Entries with figure data:
**********
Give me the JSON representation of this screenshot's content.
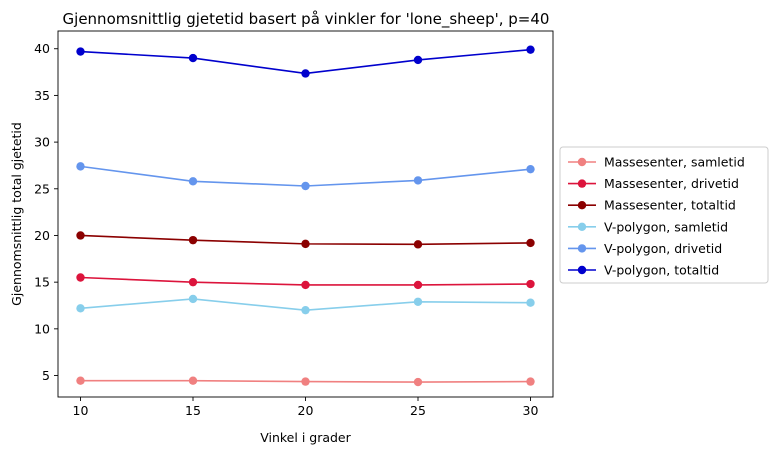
{
  "chart_data": {
    "type": "line",
    "title": "Gjennomsnittlig gjetetid basert på vinkler for 'lone_sheep', p=40",
    "xlabel": "Vinkel i grader",
    "ylabel": "Gjennomsnittlig total gjetetid",
    "x": [
      10,
      15,
      20,
      25,
      30
    ],
    "xticks": [
      "10",
      "15",
      "20",
      "25",
      "30"
    ],
    "yticks": [
      "5",
      "10",
      "15",
      "20",
      "25",
      "30",
      "35",
      "40"
    ],
    "xlim": [
      9,
      31
    ],
    "ylim": [
      2.7,
      41.9
    ],
    "grid": false,
    "legend_position": "center-right, outside plot",
    "series": [
      {
        "name": "Massesenter, samletid",
        "color": "#f08080",
        "values": [
          4.45,
          4.45,
          4.35,
          4.3,
          4.35
        ]
      },
      {
        "name": "Massesenter, drivetid",
        "color": "#dc143c",
        "values": [
          15.5,
          15.0,
          14.7,
          14.7,
          14.8
        ]
      },
      {
        "name": "Massesenter, totaltid",
        "color": "#8b0000",
        "values": [
          20.0,
          19.5,
          19.1,
          19.05,
          19.2
        ]
      },
      {
        "name": "V-polygon, samletid",
        "color": "#87ceeb",
        "values": [
          12.2,
          13.2,
          12.0,
          12.9,
          12.8
        ]
      },
      {
        "name": "V-polygon, drivetid",
        "color": "#6495ed",
        "values": [
          27.4,
          25.8,
          25.3,
          25.9,
          27.1
        ]
      },
      {
        "name": "V-polygon, totaltid",
        "color": "#0000cd",
        "values": [
          39.7,
          39.0,
          37.35,
          38.8,
          39.9
        ]
      }
    ]
  }
}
**********
▸ Set problem
Omit every image. Quote each record exactly.

▸ Written solution
Give me the JSON representation of this screenshot's content.
{
  "chart_data": {
    "type": "line",
    "title": "Gjennomsnittlig gjetetid basert på vinkler for 'lone_sheep', p=40",
    "xlabel": "Vinkel i grader",
    "ylabel": "Gjennomsnittlig total gjetetid",
    "x": [
      10,
      15,
      20,
      25,
      30
    ],
    "xticks": [
      "10",
      "15",
      "20",
      "25",
      "30"
    ],
    "yticks": [
      "5",
      "10",
      "15",
      "20",
      "25",
      "30",
      "35",
      "40"
    ],
    "xlim": [
      9,
      31
    ],
    "ylim": [
      2.7,
      41.9
    ],
    "grid": false,
    "legend_position": "center-right, outside plot",
    "series": [
      {
        "name": "Massesenter, samletid",
        "color": "#f08080",
        "values": [
          4.45,
          4.45,
          4.35,
          4.3,
          4.35
        ]
      },
      {
        "name": "Massesenter, drivetid",
        "color": "#dc143c",
        "values": [
          15.5,
          15.0,
          14.7,
          14.7,
          14.8
        ]
      },
      {
        "name": "Massesenter, totaltid",
        "color": "#8b0000",
        "values": [
          20.0,
          19.5,
          19.1,
          19.05,
          19.2
        ]
      },
      {
        "name": "V-polygon, samletid",
        "color": "#87ceeb",
        "values": [
          12.2,
          13.2,
          12.0,
          12.9,
          12.8
        ]
      },
      {
        "name": "V-polygon, drivetid",
        "color": "#6495ed",
        "values": [
          27.4,
          25.8,
          25.3,
          25.9,
          27.1
        ]
      },
      {
        "name": "V-polygon, totaltid",
        "color": "#0000cd",
        "values": [
          39.7,
          39.0,
          37.35,
          38.8,
          39.9
        ]
      }
    ]
  }
}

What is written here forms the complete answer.